# SUPPLIED TEXT
▬▬▬▬▬▬▬▬▬▬
IRS declines to relax energy credit transfer rules


The IRS on April 25 released final regulations (TD 9993) on energy credit transfers that largely reject taxpayer recommendations to ease restrictions. The final regulations do provide helpful clarity in some areas, but retain the most significant restrictions and will complicate transactions and create risk.


The Inflation Reduction Act (IRA) established new mechanisms for taxpayers to monetize energy credits, including allowing 11 credits to be sold and transferred to other taxpayers for cash. The IRA also allows three of the credits to be claimed as refundable payments for five years and for certain tax-exempt entities to claim all of them as refundable (see our prior story for the refundability rules).


The most significant limitations retained in the final regulations include the following:

  • The rules impose strict time limits on when buyers can remit payment for the credits, limiting the ability for sellers to use transfers for upfront financing and potentially complicating project structuring.
  • Purchased credits will be subject to the passive activity limitations under Section 469, limiting their appeal to individuals.
  • Taxpayers cannot segregate different portions of a credit to sell (such as bonus credit amounts), limiting flexibility and marketability.
▬▬▬▬▬▬▬▬▬▬
Labeled box listing:
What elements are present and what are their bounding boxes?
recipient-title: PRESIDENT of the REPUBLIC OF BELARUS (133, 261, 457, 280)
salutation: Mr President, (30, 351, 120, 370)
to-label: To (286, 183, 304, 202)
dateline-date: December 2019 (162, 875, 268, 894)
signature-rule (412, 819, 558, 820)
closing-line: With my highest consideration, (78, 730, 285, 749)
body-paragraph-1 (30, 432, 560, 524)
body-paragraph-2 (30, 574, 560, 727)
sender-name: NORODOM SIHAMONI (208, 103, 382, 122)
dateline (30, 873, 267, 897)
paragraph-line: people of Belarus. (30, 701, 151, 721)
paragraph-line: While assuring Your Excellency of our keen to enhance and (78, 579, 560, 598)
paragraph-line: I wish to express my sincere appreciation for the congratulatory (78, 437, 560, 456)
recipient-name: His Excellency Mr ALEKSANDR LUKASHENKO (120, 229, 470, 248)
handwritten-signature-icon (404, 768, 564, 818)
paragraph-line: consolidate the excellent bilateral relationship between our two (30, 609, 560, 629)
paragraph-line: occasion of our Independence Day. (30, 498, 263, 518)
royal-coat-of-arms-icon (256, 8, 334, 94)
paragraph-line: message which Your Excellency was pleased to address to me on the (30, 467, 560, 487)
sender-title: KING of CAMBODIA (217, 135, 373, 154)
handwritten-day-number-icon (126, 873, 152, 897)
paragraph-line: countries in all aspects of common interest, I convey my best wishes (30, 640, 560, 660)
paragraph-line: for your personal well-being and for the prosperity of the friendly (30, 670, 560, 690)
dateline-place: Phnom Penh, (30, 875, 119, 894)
▬▬▬▬▬▬▬▬▬▬
# JOBS
**1.** Based on the article on energy credit transfers, decide whether each statement agrees with it, answering yes or no and quoting the words that settle it: (a) The IRS released the final regulations on April 25. (b) The IRA allows five of the credits to be claimed as refundable payments. (c) Taxpayers may segregate bonus credit amounts to sell separately.
**2.** Substitute "text-line" for "paragraph-line" in the listing, from its first line up to and including the line with "paragraph-line: While assuring", and reproduce only those lines with everything else unchanged.
The listing is unrelated to the article on energy credit transfers.

# SOLUTIONS IN ORDER
**1.**
(a) Yes: "The IRS on April 25 released final regulations (TD 9993) on energy credit transfers"
(b) No: "The IRA also allows three of the credits to be claimed as refundable payments for five years"
(c) No: "Taxpayers cannot segregate different portions of a credit to sell (such as bonus credit amounts)"

**2.**
What elements are present and what are their bounding boxes?
recipient-title: PRESIDENT of the REPUBLIC OF BELARUS (133, 261, 457, 280)
salutation: Mr President, (30, 351, 120, 370)
to-label: To (286, 183, 304, 202)
dateline-date: December 2019 (162, 875, 268, 894)
signature-rule (412, 819, 558, 820)
closing-line: With my highest consideration, (78, 730, 285, 749)
body-paragraph-1 (30, 432, 560, 524)
body-paragraph-2 (30, 574, 560, 727)
sender-name: NORODOM SIHAMONI (208, 103, 382, 122)
dateline (30, 873, 267, 897)
text-line: people of Belarus. (30, 701, 151, 721)
text-line: While assuring Your Excellency of our keen to enhance and (78, 579, 560, 598)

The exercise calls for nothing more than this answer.